Start of Dataset content
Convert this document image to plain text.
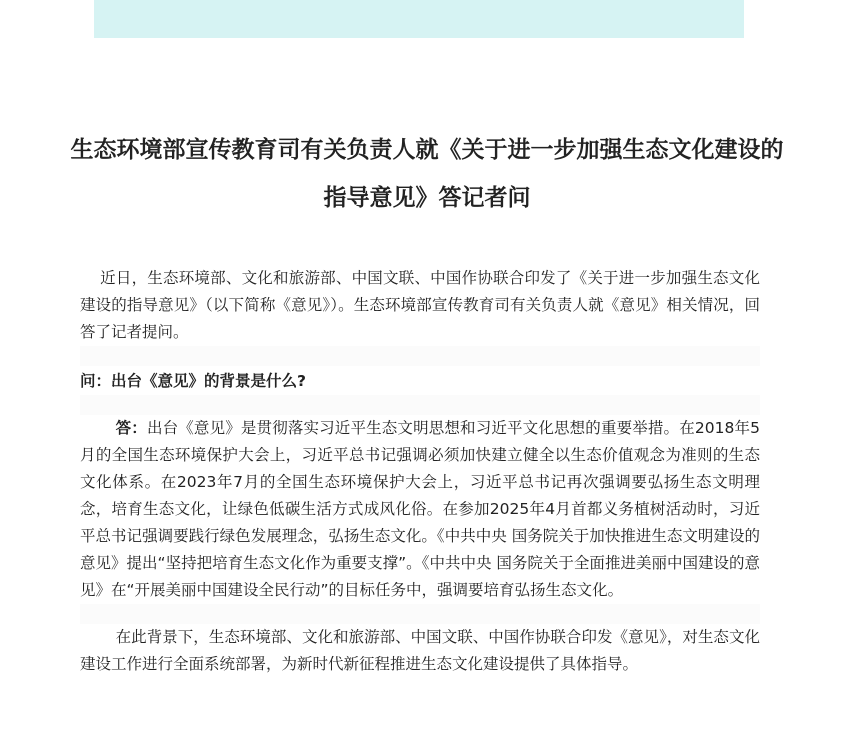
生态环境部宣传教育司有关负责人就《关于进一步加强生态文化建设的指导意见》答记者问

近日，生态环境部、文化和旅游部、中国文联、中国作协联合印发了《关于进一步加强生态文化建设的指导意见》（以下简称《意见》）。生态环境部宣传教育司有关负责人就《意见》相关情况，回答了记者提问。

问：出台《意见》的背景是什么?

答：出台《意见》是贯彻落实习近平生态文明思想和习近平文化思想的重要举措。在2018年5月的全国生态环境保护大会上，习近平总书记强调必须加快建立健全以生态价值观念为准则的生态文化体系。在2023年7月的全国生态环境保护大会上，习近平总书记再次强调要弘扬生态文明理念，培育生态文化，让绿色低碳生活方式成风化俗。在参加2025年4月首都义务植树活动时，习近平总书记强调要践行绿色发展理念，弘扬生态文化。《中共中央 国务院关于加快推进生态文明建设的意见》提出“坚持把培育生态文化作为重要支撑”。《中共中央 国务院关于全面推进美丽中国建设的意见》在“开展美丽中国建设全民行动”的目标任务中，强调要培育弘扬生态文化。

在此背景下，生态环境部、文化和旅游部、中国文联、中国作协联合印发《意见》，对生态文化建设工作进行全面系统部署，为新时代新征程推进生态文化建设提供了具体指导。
End of Dataset content
Start of Dataset content
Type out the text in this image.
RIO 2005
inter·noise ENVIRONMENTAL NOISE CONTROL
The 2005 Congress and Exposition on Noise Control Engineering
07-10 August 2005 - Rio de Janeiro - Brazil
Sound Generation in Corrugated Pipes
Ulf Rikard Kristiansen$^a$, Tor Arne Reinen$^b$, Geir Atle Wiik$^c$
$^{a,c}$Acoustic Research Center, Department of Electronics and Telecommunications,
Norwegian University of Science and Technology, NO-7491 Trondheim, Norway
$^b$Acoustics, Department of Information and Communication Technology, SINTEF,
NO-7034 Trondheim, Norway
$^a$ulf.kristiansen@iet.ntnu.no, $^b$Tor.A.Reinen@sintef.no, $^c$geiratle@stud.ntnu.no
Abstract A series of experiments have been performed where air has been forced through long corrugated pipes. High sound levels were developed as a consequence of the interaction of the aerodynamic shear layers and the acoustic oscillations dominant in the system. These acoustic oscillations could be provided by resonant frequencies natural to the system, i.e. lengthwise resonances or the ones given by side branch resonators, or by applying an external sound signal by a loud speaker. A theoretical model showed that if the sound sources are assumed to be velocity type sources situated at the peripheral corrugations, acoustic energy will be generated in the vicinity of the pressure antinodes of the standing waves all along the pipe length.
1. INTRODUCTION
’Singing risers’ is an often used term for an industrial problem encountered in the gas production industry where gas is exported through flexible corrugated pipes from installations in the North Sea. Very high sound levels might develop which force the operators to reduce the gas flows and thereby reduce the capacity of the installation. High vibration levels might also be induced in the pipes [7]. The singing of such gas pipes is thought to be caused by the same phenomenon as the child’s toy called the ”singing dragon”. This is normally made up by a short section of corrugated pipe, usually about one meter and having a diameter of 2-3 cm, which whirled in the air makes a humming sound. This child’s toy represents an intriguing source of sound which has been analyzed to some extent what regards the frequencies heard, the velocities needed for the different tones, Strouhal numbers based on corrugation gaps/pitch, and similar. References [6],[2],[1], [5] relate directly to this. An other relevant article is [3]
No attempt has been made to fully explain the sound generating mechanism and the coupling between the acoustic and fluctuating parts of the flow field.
End of Dataset content
== Task prompt ==
Return every line above in which the string "生态环境部宣传教育司有关负责人就" occurs.

== Finished answer ==
生态环境部宣传教育司有关负责人就《关于进一步加强生态文化建设的指导意见》答记者问
近日，生态环境部、文化和旅游部、中国文联、中国作协联合印发了《关于进一步加强生态文化建设的指导意见》（以下简称《意见》）。生态环境部宣传教育司有关负责人就《意见》相关情况，回答了记者提问。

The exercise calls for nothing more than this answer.